Exercise directions:
Below are the entries; state how many of their lines contain the string "Characteristic", and nothing more.

Provided entries:
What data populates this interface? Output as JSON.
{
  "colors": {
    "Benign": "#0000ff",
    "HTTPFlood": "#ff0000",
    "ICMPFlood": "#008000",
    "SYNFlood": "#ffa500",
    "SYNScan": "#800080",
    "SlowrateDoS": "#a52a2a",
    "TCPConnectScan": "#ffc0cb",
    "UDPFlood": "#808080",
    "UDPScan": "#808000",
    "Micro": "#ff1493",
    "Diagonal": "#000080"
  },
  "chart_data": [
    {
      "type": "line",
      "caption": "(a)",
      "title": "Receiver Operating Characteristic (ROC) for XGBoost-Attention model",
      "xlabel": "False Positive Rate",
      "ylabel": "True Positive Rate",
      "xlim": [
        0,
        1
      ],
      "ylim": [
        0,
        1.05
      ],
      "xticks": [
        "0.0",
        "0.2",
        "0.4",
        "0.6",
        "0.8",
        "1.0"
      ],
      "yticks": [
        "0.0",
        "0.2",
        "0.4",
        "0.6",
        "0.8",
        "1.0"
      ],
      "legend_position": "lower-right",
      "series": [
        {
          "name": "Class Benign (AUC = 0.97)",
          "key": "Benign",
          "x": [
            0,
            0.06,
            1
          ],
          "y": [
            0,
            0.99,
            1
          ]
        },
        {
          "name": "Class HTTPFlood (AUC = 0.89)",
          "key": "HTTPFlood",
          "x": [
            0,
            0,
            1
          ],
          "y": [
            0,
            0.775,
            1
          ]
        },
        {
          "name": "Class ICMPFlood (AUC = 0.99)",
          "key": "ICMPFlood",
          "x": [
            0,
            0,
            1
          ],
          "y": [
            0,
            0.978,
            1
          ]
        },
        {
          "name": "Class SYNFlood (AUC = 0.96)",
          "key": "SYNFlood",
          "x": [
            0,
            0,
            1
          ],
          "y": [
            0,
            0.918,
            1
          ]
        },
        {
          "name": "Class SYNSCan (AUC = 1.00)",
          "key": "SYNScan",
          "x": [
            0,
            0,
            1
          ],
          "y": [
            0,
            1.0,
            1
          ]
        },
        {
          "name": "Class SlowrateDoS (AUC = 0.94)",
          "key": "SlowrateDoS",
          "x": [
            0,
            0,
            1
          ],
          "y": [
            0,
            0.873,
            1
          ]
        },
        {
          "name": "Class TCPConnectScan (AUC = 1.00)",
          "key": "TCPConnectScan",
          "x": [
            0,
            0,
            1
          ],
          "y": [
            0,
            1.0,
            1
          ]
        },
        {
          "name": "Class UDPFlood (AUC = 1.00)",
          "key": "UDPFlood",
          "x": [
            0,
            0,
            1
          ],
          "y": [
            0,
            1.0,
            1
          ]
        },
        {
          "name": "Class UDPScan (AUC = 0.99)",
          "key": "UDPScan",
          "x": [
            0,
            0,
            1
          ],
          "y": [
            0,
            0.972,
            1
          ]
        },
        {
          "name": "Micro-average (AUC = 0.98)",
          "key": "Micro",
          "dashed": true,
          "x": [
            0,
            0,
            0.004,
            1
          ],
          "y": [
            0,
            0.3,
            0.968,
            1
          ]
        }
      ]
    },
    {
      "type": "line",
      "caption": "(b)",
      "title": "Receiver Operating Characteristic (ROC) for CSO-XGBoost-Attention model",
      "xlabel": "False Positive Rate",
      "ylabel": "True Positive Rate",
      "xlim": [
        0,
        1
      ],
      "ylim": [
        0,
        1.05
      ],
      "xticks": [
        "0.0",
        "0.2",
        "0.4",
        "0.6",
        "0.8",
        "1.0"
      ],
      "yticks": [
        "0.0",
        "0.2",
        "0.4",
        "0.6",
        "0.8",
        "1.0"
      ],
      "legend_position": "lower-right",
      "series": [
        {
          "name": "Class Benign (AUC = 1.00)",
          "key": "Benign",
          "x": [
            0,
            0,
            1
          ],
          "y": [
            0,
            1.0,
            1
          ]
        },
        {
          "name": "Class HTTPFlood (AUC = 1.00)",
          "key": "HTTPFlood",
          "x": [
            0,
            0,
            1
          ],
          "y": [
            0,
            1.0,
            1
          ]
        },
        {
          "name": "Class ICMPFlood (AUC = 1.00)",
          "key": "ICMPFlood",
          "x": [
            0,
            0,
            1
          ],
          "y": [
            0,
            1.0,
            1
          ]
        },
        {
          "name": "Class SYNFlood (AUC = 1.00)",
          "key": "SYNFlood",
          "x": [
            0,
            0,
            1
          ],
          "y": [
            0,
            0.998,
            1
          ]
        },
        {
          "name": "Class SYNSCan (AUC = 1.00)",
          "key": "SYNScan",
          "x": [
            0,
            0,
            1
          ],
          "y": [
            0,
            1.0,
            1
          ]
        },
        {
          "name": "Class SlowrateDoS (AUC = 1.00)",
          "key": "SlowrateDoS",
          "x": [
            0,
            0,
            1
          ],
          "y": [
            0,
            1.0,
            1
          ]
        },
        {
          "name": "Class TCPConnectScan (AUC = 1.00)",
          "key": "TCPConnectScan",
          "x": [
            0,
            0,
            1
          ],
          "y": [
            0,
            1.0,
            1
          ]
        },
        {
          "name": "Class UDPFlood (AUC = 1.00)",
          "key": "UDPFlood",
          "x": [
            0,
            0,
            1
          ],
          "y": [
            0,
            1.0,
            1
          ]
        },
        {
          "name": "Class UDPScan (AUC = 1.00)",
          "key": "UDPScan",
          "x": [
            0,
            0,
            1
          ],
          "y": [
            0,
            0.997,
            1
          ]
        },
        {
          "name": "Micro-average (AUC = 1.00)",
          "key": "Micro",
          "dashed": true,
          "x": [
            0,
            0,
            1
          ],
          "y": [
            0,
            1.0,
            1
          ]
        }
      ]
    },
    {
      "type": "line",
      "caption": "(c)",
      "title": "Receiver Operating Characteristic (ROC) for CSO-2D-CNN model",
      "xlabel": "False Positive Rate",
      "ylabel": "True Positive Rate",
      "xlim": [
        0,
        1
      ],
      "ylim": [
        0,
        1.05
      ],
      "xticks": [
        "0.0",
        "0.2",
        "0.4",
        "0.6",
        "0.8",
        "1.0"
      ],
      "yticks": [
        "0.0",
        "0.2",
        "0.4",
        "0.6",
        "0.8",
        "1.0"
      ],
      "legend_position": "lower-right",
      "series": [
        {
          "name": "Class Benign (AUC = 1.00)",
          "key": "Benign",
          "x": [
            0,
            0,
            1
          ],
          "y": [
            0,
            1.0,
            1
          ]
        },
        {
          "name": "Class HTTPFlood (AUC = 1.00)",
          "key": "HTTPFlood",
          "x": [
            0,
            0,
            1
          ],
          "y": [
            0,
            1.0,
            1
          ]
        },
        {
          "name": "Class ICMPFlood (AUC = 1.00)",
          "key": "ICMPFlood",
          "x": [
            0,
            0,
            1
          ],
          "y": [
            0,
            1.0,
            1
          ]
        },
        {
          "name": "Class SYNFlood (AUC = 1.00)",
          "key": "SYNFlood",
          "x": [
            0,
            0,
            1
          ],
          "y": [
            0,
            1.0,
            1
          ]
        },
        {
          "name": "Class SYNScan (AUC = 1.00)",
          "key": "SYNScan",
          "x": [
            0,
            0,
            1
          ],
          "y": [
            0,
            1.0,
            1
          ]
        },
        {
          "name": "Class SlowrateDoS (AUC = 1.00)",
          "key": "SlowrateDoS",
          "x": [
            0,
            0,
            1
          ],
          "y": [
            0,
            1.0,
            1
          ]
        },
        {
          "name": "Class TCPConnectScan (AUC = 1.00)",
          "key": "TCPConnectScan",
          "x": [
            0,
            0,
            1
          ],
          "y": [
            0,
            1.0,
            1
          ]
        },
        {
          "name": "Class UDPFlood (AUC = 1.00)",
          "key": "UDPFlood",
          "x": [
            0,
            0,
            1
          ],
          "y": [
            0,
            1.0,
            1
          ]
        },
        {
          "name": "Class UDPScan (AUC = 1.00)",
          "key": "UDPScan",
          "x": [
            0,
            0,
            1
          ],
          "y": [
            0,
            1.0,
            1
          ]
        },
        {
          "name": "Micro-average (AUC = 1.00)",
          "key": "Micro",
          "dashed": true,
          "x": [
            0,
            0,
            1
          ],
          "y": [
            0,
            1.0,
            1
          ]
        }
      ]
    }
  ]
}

Result of this exercise:
3